### STATED PROBLEM
Report how many lines of the listing below include the word "Conversational". Give nothing but the number.

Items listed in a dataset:
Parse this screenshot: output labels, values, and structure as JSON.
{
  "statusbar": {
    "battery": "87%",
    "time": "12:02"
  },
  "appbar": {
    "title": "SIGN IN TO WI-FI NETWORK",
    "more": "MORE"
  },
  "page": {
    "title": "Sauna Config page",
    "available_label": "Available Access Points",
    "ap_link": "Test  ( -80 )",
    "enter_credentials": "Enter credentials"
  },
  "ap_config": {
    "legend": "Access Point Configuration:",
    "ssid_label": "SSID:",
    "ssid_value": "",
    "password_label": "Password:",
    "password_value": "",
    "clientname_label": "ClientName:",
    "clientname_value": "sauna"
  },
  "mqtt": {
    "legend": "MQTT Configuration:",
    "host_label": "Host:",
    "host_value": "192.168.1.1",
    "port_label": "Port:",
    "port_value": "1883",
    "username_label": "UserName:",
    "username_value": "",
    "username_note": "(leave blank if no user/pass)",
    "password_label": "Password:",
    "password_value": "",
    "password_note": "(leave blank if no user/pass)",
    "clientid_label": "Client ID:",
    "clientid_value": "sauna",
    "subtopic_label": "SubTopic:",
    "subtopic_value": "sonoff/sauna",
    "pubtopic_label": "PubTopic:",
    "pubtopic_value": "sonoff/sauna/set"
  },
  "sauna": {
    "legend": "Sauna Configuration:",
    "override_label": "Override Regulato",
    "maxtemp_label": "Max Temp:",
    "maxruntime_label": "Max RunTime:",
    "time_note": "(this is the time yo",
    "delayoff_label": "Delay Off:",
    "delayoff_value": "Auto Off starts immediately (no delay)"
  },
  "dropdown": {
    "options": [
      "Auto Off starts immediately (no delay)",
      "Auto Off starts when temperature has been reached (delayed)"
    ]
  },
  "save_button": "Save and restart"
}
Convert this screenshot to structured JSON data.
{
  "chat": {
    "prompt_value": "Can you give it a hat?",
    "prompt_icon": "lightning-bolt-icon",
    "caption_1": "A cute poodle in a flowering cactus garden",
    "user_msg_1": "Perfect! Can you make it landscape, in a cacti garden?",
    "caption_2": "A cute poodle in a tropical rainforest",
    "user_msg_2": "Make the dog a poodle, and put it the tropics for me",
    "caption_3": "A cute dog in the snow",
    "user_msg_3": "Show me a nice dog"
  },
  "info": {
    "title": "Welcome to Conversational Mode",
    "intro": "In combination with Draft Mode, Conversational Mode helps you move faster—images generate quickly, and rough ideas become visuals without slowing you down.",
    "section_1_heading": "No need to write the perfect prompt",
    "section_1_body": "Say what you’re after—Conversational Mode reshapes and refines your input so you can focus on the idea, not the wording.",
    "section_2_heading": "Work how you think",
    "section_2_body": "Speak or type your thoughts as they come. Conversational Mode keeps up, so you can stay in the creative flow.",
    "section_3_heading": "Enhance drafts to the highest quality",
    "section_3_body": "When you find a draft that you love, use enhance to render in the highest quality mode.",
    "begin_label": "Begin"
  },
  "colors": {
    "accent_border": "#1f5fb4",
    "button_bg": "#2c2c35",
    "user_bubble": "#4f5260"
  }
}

### EXPECTED OUTPUT
4